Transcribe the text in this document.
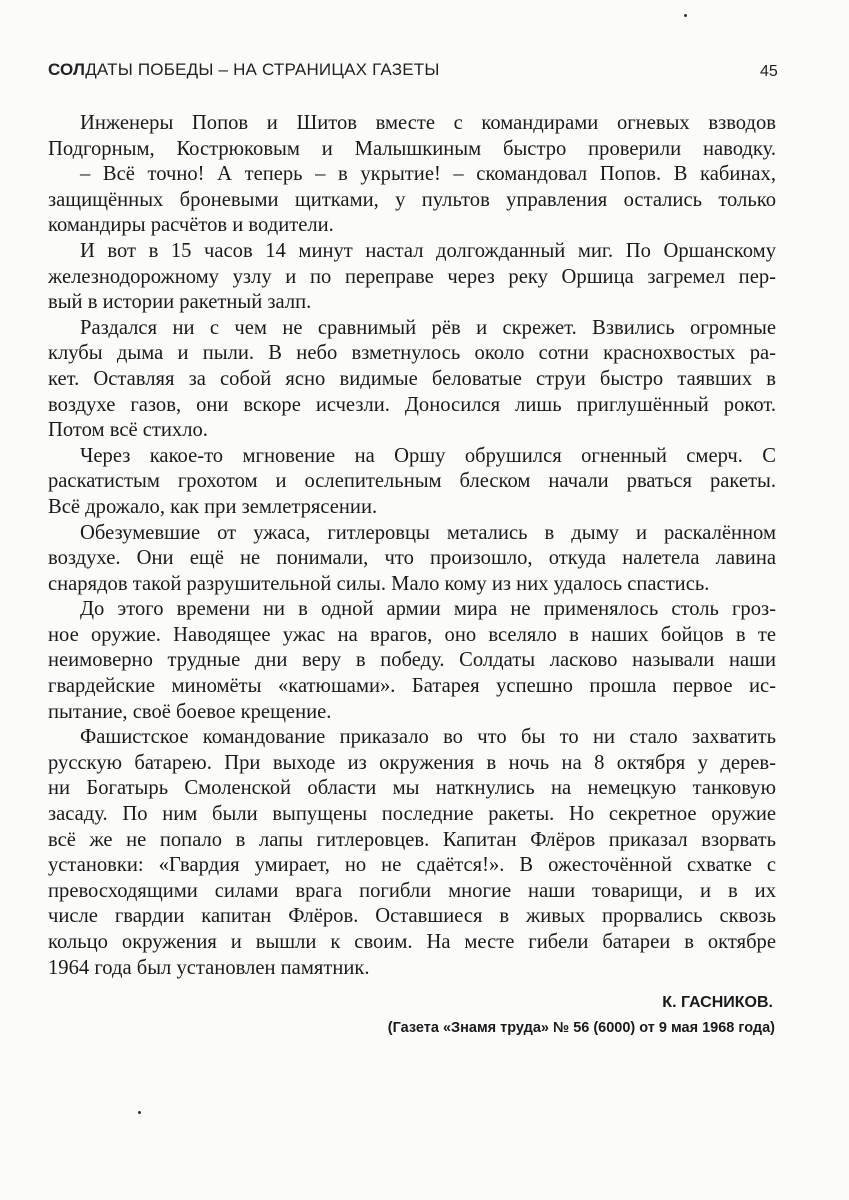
СОЛДАТЫ ПОБЕДЫ – НА СТРАНИЦАХ ГАЗЕТЫ	45
Инженеры Попов и Шитов вместе с командирами огневых взводов
Подгорным, Кострюковым и Малышкиным быстро проверили наводку.
– Всё точно! А теперь – в укрытие! – скомандовал Попов. В кабинах,
защищённых броневыми щитками, у пультов управления остались только
командиры расчётов и водители.
И вот в 15 часов 14 минут настал долгожданный миг. По Оршанскому
железнодорожному узлу и по переправе через реку Оршица загремел пер-
вый в истории ракетный залп.
Раздался ни с чем не сравнимый рёв и скрежет. Взвились огромные
клубы дыма и пыли. В небо взметнулось около сотни краснохвостых ра-
кет. Оставляя за собой ясно видимые беловатые струи быстро таявших в
воздухе газов, они вскоре исчезли. Доносился лишь приглушённый рокот.
Потом всё стихло.
Через какое-то мгновение на Оршу обрушился огненный смерч. С
раскатистым грохотом и ослепительным блеском начали рваться ракеты.
Всё дрожало, как при землетрясении.
Обезумевшие от ужаса, гитлеровцы метались в дыму и раскалённом
воздухе. Они ещё не понимали, что произошло, откуда налетела лавина
снарядов такой разрушительной силы. Мало кому из них удалось спастись.
До этого времени ни в одной армии мира не применялось столь гроз-
ное оружие. Наводящее ужас на врагов, оно вселяло в наших бойцов в те
неимоверно трудные дни веру в победу. Солдаты ласково называли наши
гвардейские миномёты «катюшами». Батарея успешно прошла первое ис-
пытание, своё боевое крещение.
Фашистское командование приказало во что бы то ни стало захватить
русскую батарею. При выходе из окружения в ночь на 8 октября у дерев-
ни Богатырь Смоленской области мы наткнулись на немецкую танковую
засаду. По ним были выпущены последние ракеты. Но секретное оружие
всё же не попало в лапы гитлеровцев. Капитан Флёров приказал взорвать
установки: «Гвардия умирает, но не сдаётся!». В ожесточённой схватке с
превосходящими силами врага погибли многие наши товарищи, и в их
числе гвардии капитан Флёров. Оставшиеся в живых прорвались сквозь
кольцо окружения и вышли к своим. На месте гибели батареи в октябре
1964 года был установлен памятник.
К. ГАСНИКОВ.
(Газета «Знамя труда» № 56 (6000) от 9 мая 1968 года)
━━━━━━━━━━
# What the task asks
Copy out every line from the records that has the word "быстро".

# Task result
Подгорным, Кострюковым и Малышкиным быстро проверили наводку.
кет. Оставляя за собой ясно видимые беловатые струи быстро таявших в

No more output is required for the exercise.